* WHAT IS BEING ASKED:
In the entries that follow, count each line containing "students" and state the total, nothing more.
═════ RECORDS FOR THE TASK
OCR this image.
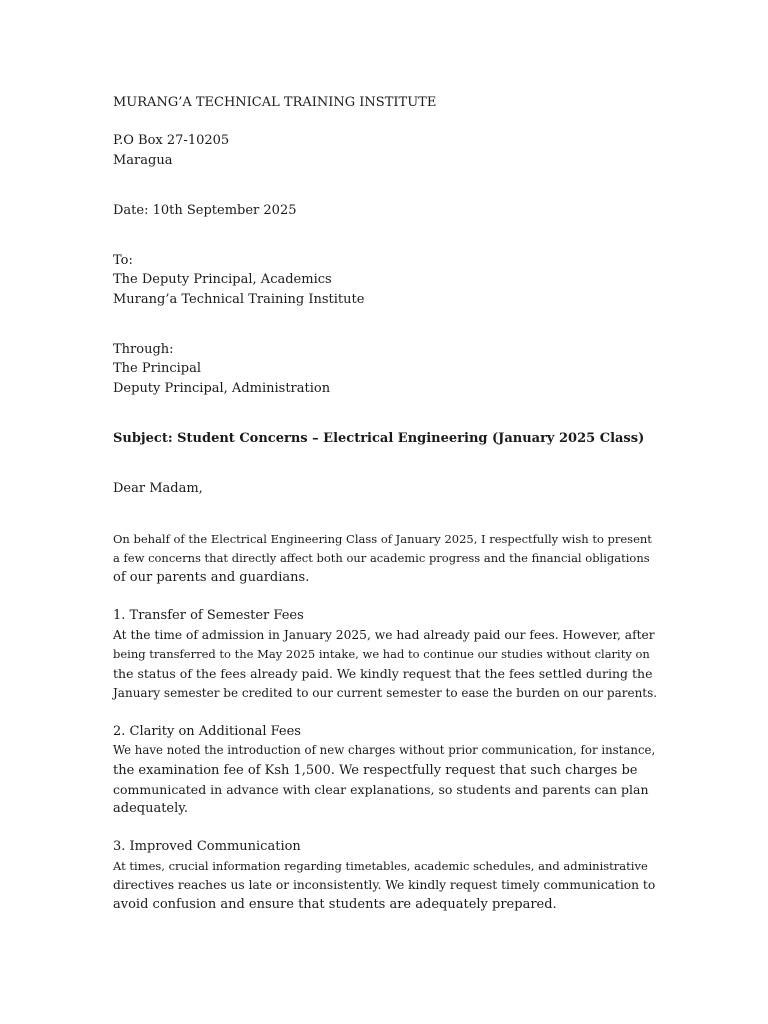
MURANG’A TECHNICAL TRAINING INSTITUTE
P.O Box 27-10205
Maragua
Date: 10th September 2025
To:
The Deputy Principal, Academics
Murang’a Technical Training Institute
Through:
The Principal
Deputy Principal, Administration
Subject: Student Concerns – Electrical Engineering (January 2025 Class)
Dear Madam,
On behalf of the Electrical Engineering Class of January 2025, I respectfully wish to present
a few concerns that directly affect both our academic progress and the financial obligations
of our parents and guardians.
1. Transfer of Semester Fees
At the time of admission in January 2025, we had already paid our fees. However, after
being transferred to the May 2025 intake, we had to continue our studies without clarity on
the status of the fees already paid. We kindly request that the fees settled during the
January semester be credited to our current semester to ease the burden on our parents.
2. Clarity on Additional Fees
We have noted the introduction of new charges without prior communication, for instance,
the examination fee of Ksh 1,500. We respectfully request that such charges be
communicated in advance with clear explanations, so students and parents can plan
adequately.
3. Improved Communication
At times, crucial information regarding timetables, academic schedules, and administrative
directives reaches us late or inconsistently. We kindly request timely communication to
avoid confusion and ensure that students are adequately prepared.
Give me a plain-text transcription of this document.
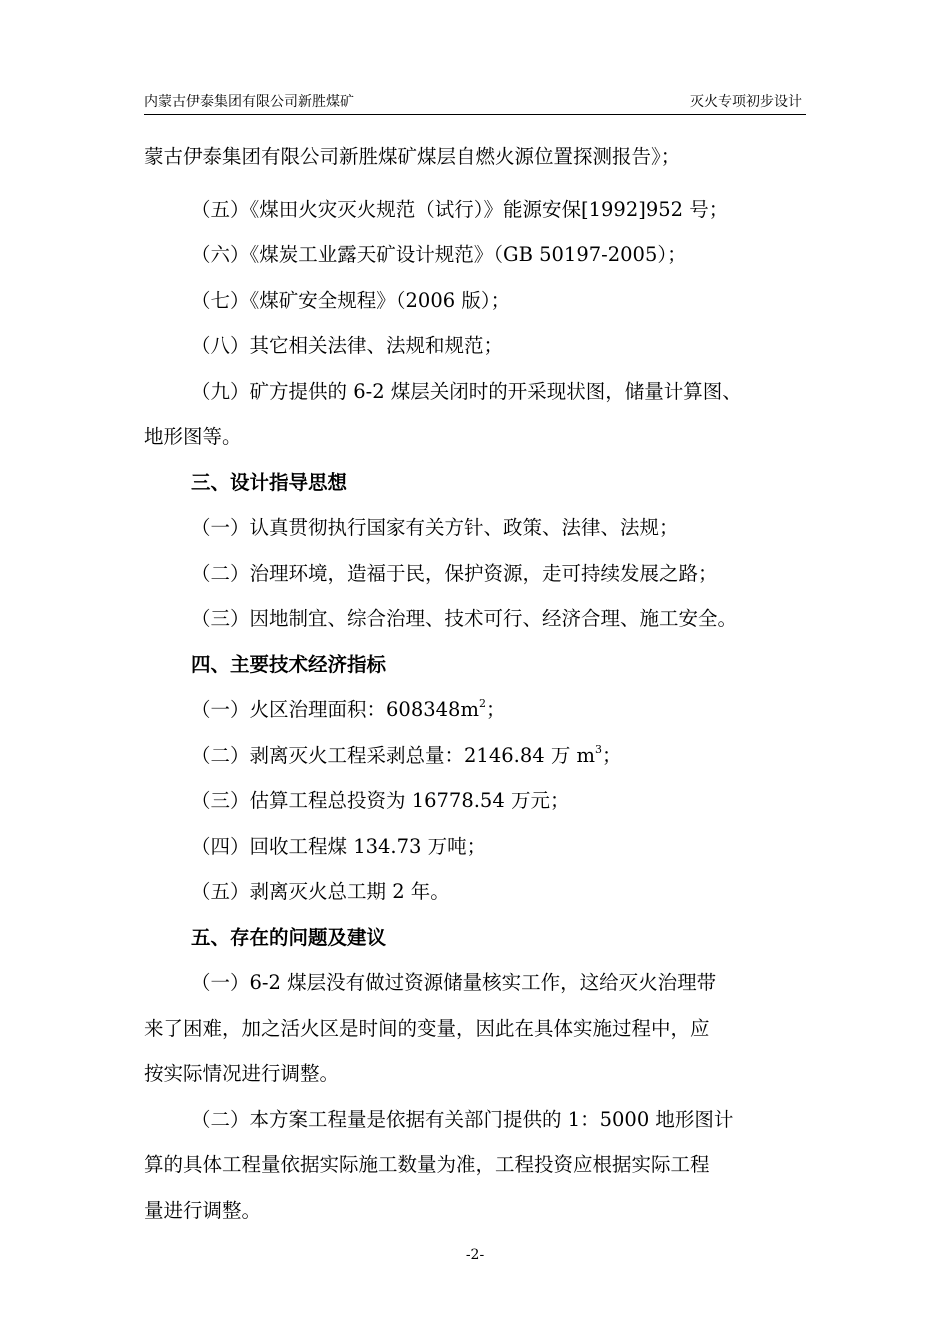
内蒙古伊泰集团有限公司新胜煤矿	灭火专项初步设计
蒙古伊泰集团有限公司新胜煤矿煤层自燃火源位置探测报告》；
（五）《煤田火灾灭火规范（试行）》能源安保[1992]952 号；
（六）《煤炭工业露天矿设计规范》（GB 50197-2005）；
（七）《煤矿安全规程》（2006 版）；
（八）其它相关法律、法规和规范；
（九）矿方提供的 6-2 煤层关闭时的开采现状图，储量计算图、
地形图等。
三、设计指导思想
（一）认真贯彻执行国家有关方针、政策、法律、法规；
（二）治理环境，造福于民，保护资源，走可持续发展之路；
（三）因地制宜、综合治理、技术可行、经济合理、施工安全。
四、主要技术经济指标
（一）火区治理面积：$608348m^2$；
（二）剥离灭火工程采剥总量：2146.84 万 $m^3$；
（三）估算工程总投资为 16778.54 万元；
（四）回收工程煤 134.73 万吨；
（五）剥离灭火总工期 2 年。
五、存在的问题及建议
（一）6-2 煤层没有做过资源储量核实工作，这给灭火治理带
来了困难，加之活火区是时间的变量，因此在具体实施过程中，应
按实际情况进行调整。
（二）本方案工程量是依据有关部门提供的 1：5000 地形图计
算的具体工程量依据实际施工数量为准，工程投资应根据实际工程
量进行调整。
-2-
══════════
* CORRECT RESPONSE:
2